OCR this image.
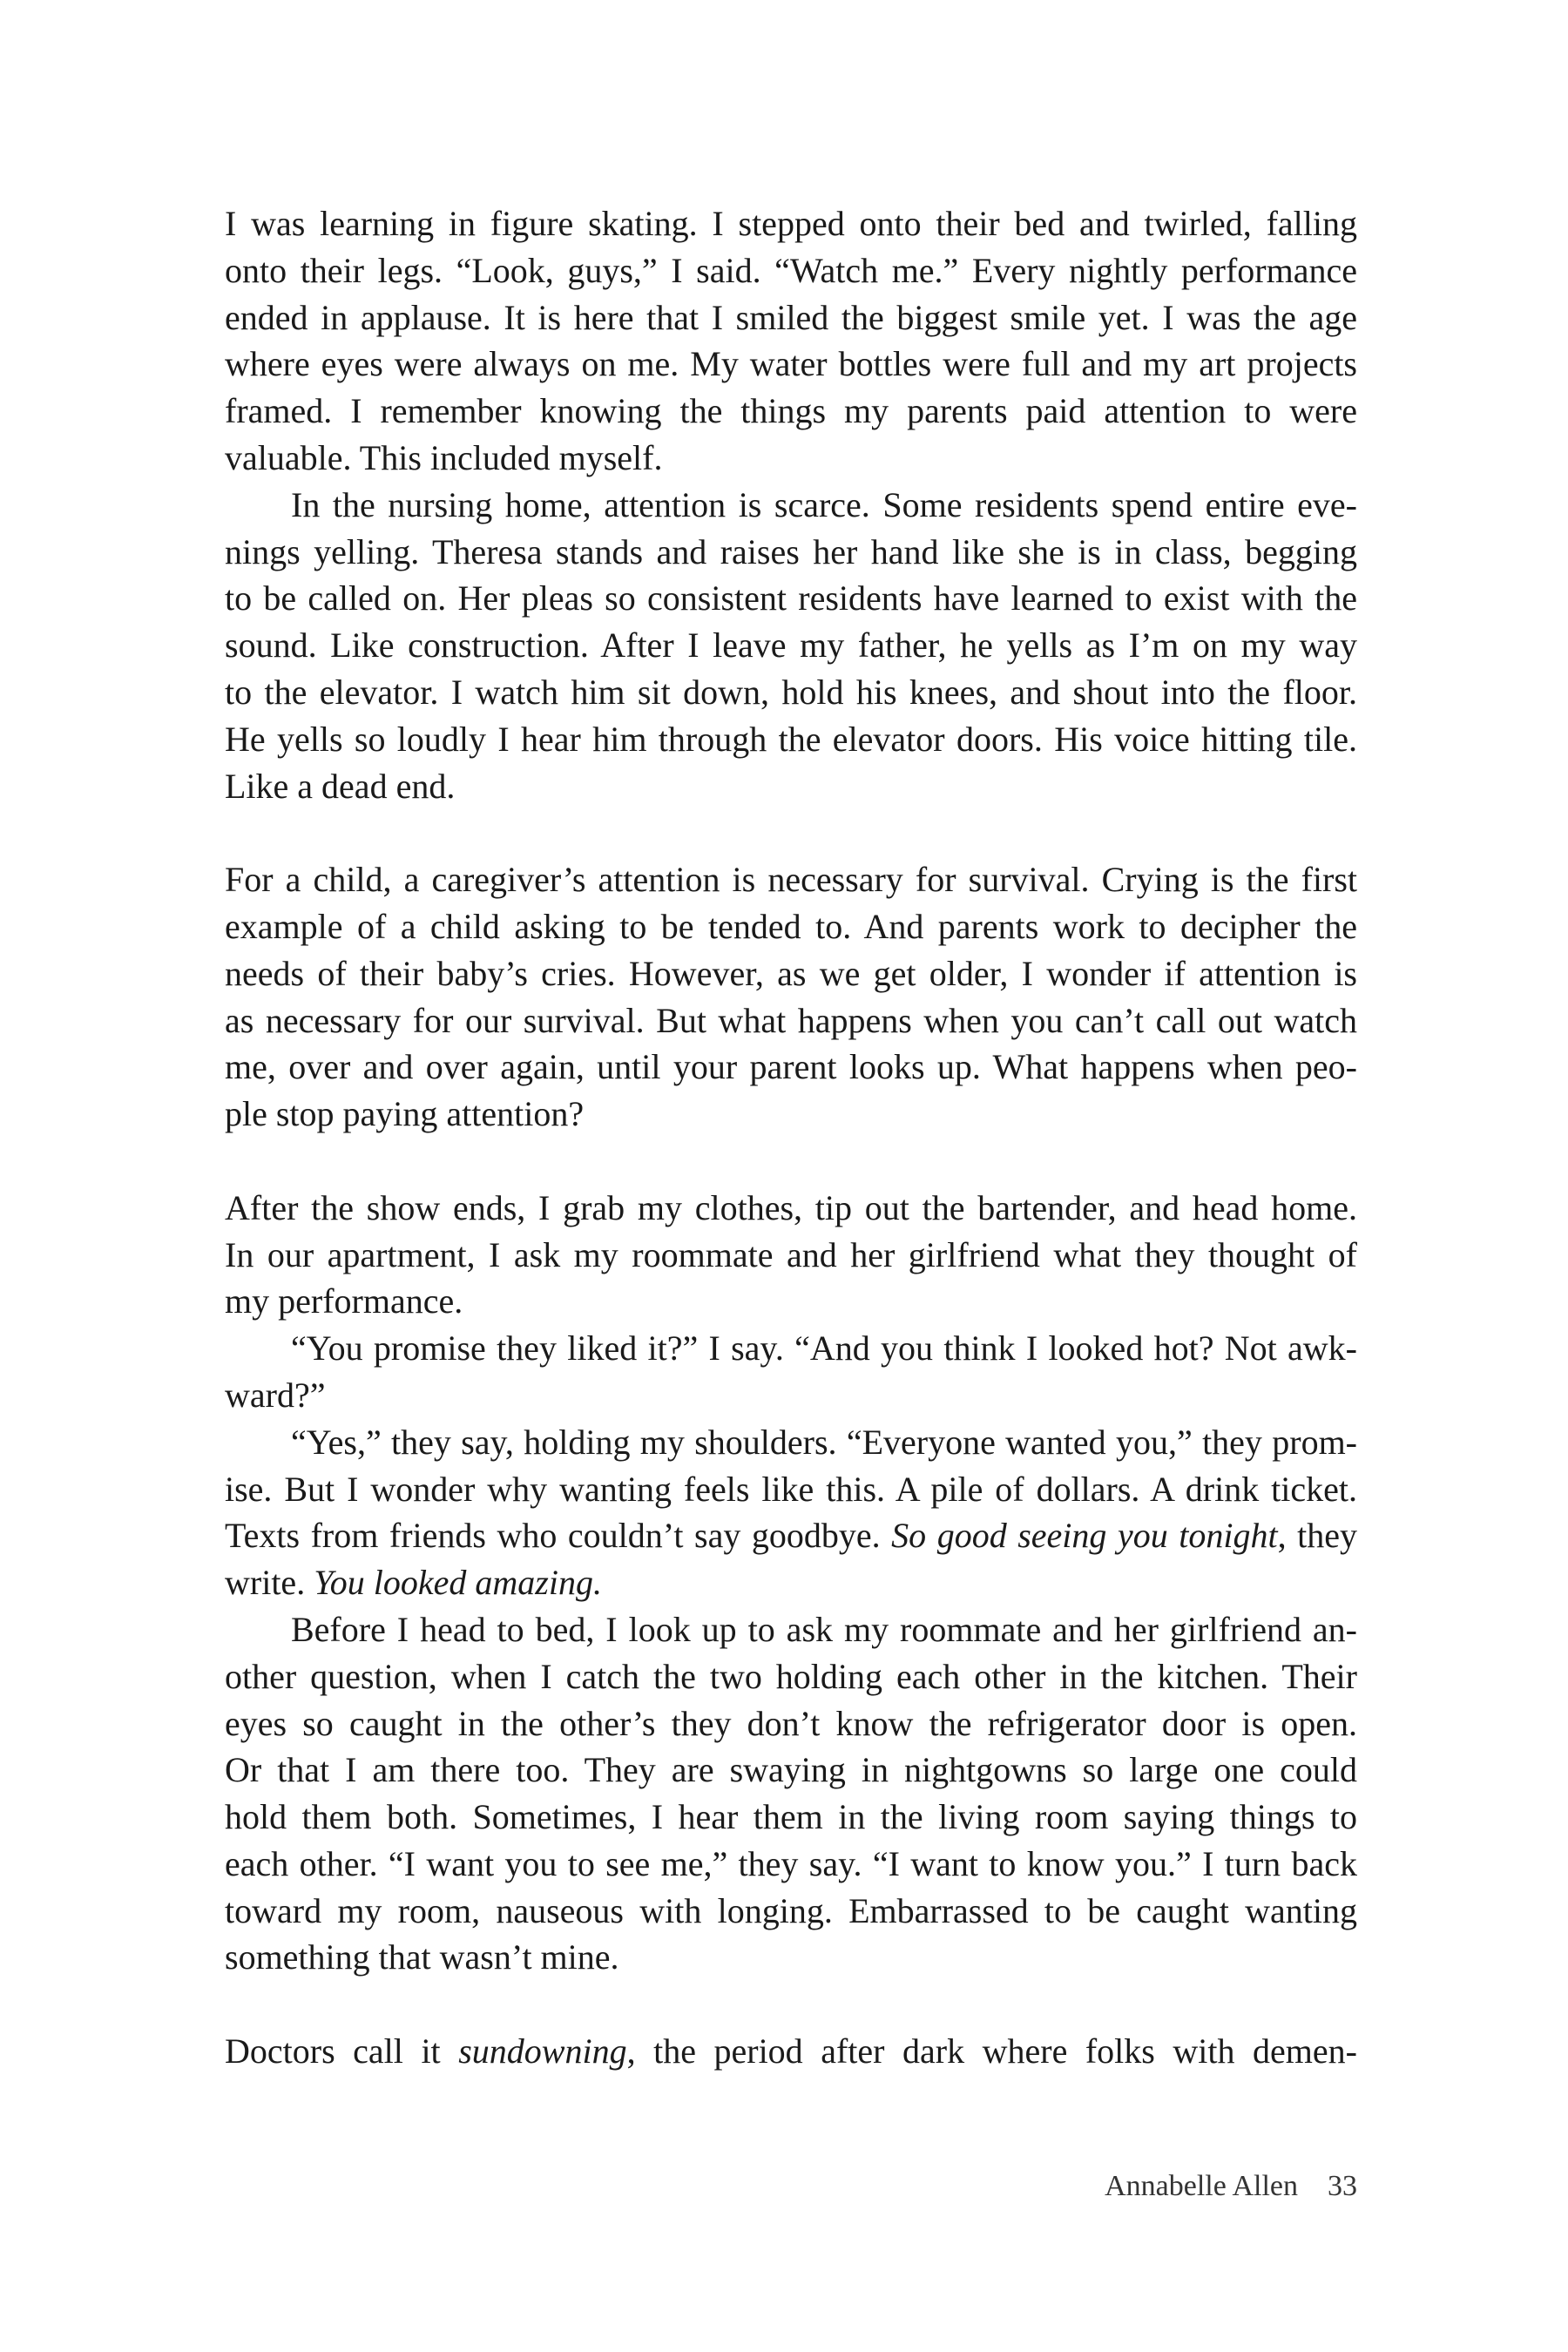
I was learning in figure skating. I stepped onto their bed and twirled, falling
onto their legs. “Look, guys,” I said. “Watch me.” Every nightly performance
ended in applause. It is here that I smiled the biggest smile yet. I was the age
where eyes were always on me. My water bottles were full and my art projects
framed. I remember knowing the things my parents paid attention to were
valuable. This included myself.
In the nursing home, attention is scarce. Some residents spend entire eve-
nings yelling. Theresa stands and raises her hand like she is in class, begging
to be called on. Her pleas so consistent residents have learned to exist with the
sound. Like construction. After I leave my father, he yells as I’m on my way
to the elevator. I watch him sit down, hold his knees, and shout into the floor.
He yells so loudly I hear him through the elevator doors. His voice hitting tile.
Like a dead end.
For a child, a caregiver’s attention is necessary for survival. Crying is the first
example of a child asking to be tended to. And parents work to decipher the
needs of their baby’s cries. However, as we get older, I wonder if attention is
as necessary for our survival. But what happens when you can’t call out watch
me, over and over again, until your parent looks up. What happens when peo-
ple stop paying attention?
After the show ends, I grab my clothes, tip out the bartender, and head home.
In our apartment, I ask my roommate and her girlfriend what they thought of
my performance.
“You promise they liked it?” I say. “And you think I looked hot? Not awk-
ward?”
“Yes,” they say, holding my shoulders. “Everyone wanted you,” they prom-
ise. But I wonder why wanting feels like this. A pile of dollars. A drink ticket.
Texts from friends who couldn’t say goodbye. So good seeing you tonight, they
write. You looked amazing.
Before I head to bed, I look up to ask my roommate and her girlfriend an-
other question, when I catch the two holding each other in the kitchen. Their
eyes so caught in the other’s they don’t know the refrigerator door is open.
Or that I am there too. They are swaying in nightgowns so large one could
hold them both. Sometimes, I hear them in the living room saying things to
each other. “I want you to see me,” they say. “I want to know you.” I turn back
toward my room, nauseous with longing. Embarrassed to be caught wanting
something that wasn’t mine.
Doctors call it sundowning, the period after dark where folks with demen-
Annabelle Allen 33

Task to complete
State how many lines of the listing include "with", and nothing more.

Solution
3